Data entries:
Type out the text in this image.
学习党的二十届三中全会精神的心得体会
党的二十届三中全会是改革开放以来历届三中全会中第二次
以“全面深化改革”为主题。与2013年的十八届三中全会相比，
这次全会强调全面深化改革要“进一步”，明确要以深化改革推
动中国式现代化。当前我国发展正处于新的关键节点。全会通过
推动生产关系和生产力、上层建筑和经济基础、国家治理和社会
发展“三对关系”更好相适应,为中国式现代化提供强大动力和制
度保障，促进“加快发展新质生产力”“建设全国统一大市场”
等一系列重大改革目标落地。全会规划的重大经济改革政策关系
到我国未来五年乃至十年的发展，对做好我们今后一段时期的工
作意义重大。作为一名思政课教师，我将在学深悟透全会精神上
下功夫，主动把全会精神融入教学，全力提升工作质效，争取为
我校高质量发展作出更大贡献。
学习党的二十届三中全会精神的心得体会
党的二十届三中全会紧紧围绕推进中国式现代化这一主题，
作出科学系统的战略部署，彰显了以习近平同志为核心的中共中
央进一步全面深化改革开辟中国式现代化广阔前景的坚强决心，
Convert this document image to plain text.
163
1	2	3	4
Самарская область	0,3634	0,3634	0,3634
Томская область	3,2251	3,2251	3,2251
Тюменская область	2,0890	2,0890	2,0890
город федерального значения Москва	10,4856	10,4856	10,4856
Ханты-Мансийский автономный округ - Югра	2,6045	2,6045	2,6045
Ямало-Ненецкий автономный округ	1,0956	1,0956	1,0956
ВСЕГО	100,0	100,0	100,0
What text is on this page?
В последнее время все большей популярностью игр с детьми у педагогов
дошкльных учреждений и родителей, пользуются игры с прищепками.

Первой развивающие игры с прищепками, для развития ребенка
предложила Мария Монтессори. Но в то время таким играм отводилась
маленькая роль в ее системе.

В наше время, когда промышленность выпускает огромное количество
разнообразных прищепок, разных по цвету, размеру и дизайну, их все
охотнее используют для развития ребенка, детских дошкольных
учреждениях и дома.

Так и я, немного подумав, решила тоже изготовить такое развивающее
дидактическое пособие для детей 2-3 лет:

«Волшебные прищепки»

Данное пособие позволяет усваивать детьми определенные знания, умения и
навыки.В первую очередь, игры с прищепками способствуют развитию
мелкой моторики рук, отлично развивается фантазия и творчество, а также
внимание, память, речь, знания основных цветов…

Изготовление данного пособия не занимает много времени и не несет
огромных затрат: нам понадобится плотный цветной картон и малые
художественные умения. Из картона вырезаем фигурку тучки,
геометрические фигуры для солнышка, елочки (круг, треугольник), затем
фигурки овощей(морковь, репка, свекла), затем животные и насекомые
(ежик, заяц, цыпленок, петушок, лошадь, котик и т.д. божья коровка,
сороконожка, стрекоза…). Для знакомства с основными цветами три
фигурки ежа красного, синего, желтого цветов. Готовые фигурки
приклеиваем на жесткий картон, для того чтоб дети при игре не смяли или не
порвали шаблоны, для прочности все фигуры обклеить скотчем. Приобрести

◆ **Description of the task**
Give the entries once more, exactly as they appear.

◆ **Solution to this task**
Type out the text in this image.
学习党的二十届三中全会精神的心得体会
党的二十届三中全会是改革开放以来历届三中全会中第二次
以“全面深化改革”为主题。与2013年的十八届三中全会相比，
这次全会强调全面深化改革要“进一步”，明确要以深化改革推
动中国式现代化。当前我国发展正处于新的关键节点。全会通过
推动生产关系和生产力、上层建筑和经济基础、国家治理和社会
发展“三对关系”更好相适应,为中国式现代化提供强大动力和制
度保障，促进“加快发展新质生产力”“建设全国统一大市场”
等一系列重大改革目标落地。全会规划的重大经济改革政策关系
到我国未来五年乃至十年的发展，对做好我们今后一段时期的工
作意义重大。作为一名思政课教师，我将在学深悟透全会精神上
下功夫，主动把全会精神融入教学，全力提升工作质效，争取为
我校高质量发展作出更大贡献。
学习党的二十届三中全会精神的心得体会
党的二十届三中全会紧紧围绕推进中国式现代化这一主题，
作出科学系统的战略部署，彰显了以习近平同志为核心的中共中
央进一步全面深化改革开辟中国式现代化广阔前景的坚强决心，
Convert this document image to plain text.
163
1	2	3	4
Самарская область	0,3634	0,3634	0,3634
Томская область	3,2251	3,2251	3,2251
Тюменская область	2,0890	2,0890	2,0890
город федерального значения Москва	10,4856	10,4856	10,4856
Ханты-Мансийский автономный округ - Югра	2,6045	2,6045	2,6045
Ямало-Ненецкий автономный округ	1,0956	1,0956	1,0956
ВСЕГО	100,0	100,0	100,0
What text is on this page?
В последнее время все большей популярностью игр с детьми у педагогов
дошкльных учреждений и родителей, пользуются игры с прищепками.

Первой развивающие игры с прищепками, для развития ребенка
предложила Мария Монтессори. Но в то время таким играм отводилась
маленькая роль в ее системе.

В наше время, когда промышленность выпускает огромное количество
разнообразных прищепок, разных по цвету, размеру и дизайну, их все
охотнее используют для развития ребенка, детских дошкольных
учреждениях и дома.

Так и я, немного подумав, решила тоже изготовить такое развивающее
дидактическое пособие для детей 2-3 лет:

«Волшебные прищепки»

Данное пособие позволяет усваивать детьми определенные знания, умения и
навыки.В первую очередь, игры с прищепками способствуют развитию
мелкой моторики рук, отлично развивается фантазия и творчество, а также
внимание, память, речь, знания основных цветов…

Изготовление данного пособия не занимает много времени и не несет
огромных затрат: нам понадобится плотный цветной картон и малые
художественные умения. Из картона вырезаем фигурку тучки,
геометрические фигуры для солнышка, елочки (круг, треугольник), затем
фигурки овощей(морковь, репка, свекла), затем животные и насекомые
(ежик, заяц, цыпленок, петушок, лошадь, котик и т.д. божья коровка,
сороконожка, стрекоза…). Для знакомства с основными цветами три
фигурки ежа красного, синего, желтого цветов. Готовые фигурки
приклеиваем на жесткий картон, для того чтоб дети при игре не смяли или не
порвали шаблоны, для прочности все фигуры обклеить скотчем. Приобрести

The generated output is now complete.